EXERCISE INPUTS —
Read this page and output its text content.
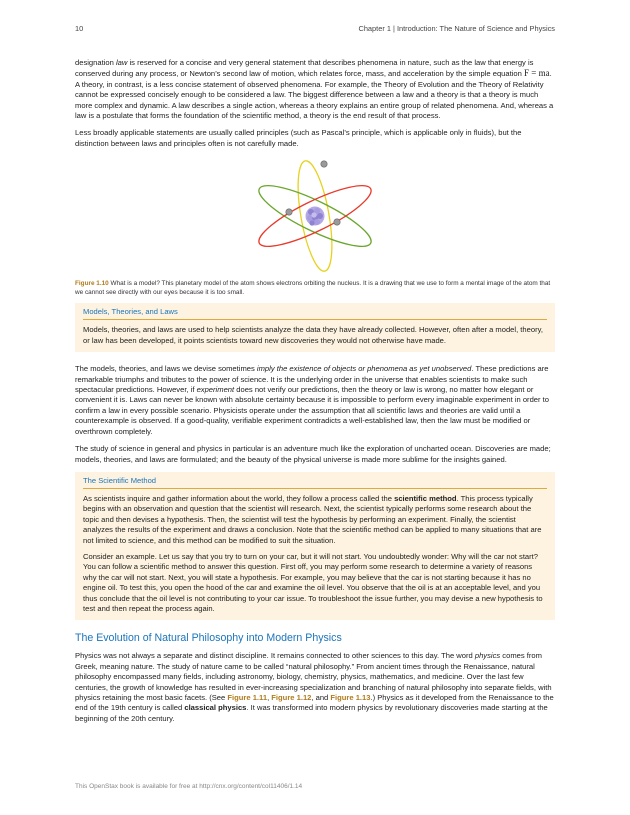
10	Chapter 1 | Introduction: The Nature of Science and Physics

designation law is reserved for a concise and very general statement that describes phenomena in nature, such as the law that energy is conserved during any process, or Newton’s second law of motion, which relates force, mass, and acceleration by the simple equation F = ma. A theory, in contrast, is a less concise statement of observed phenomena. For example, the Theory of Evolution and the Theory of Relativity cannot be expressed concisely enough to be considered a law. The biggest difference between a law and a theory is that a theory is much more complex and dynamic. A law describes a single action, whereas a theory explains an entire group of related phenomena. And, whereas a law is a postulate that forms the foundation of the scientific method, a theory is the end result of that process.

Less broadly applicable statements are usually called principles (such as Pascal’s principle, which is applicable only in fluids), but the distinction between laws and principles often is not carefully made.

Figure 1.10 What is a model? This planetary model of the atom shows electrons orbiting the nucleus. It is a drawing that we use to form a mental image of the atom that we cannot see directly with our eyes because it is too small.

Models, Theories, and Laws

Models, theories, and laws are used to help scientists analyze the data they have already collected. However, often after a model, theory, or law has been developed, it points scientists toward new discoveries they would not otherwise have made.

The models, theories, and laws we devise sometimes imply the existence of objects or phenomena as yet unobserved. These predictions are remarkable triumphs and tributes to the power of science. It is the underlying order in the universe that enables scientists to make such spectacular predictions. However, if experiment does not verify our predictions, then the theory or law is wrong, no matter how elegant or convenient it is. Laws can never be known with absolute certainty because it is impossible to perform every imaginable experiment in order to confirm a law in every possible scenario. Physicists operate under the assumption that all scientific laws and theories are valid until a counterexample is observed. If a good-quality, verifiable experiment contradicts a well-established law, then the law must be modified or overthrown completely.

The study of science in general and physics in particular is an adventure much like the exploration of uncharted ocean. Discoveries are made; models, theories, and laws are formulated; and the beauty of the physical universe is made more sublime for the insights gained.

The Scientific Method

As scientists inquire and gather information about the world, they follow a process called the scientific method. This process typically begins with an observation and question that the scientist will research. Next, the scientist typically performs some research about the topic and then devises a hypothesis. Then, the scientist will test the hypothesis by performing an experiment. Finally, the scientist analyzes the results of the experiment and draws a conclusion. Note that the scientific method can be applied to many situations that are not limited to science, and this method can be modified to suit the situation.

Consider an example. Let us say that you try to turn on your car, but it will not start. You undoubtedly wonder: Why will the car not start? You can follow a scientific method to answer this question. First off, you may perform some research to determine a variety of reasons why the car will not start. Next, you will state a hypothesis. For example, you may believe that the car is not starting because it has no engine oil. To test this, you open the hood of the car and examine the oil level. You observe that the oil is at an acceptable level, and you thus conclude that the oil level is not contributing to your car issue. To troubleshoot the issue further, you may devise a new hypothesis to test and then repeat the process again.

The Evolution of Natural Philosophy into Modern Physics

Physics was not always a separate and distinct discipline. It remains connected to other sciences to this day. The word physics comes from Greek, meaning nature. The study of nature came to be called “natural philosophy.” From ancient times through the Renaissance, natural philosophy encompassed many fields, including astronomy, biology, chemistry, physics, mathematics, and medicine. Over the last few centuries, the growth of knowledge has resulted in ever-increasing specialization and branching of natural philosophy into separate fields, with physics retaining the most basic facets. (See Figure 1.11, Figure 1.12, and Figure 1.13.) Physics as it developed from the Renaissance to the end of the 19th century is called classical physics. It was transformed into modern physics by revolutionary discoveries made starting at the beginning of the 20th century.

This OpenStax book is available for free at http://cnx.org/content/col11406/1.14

* * *

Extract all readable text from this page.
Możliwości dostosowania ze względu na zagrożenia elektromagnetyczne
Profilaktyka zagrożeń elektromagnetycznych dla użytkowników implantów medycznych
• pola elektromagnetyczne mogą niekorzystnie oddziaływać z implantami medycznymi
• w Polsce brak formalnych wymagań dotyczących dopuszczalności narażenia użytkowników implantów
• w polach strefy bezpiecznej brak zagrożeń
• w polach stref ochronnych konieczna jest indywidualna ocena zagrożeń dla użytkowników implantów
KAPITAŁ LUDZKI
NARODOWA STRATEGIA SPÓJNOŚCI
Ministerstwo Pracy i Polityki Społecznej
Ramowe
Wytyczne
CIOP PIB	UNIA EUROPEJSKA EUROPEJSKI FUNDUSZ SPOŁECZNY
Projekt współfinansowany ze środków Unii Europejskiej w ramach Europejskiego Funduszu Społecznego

REQUIREMENTS — From the data, collect all lines where the string "much" appears.

SOLUTION TO THIS EXERCISE —
designation law is reserved for a concise and very general statement that describes phenomena in nature, such as the law that energy is conserved during any process, or Newton’s second law of motion, which relates force, mass, and acceleration by the simple equation F = ma. A theory, in contrast, is a less concise statement of observed phenomena. For example, the Theory of Evolution and the Theory of Relativity cannot be expressed concisely enough to be considered a law. The biggest difference between a law and a theory is that a theory is much more complex and dynamic. A law describes a single action, whereas a theory explains an entire group of related phenomena. And, whereas a law is a postulate that forms the foundation of the scientific method, a theory is the end result of that process.
The study of science in general and physics in particular is an adventure much like the exploration of uncharted ocean. Discoveries are made; models, theories, and laws are formulated; and the beauty of the physical universe is made more sublime for the insights gained.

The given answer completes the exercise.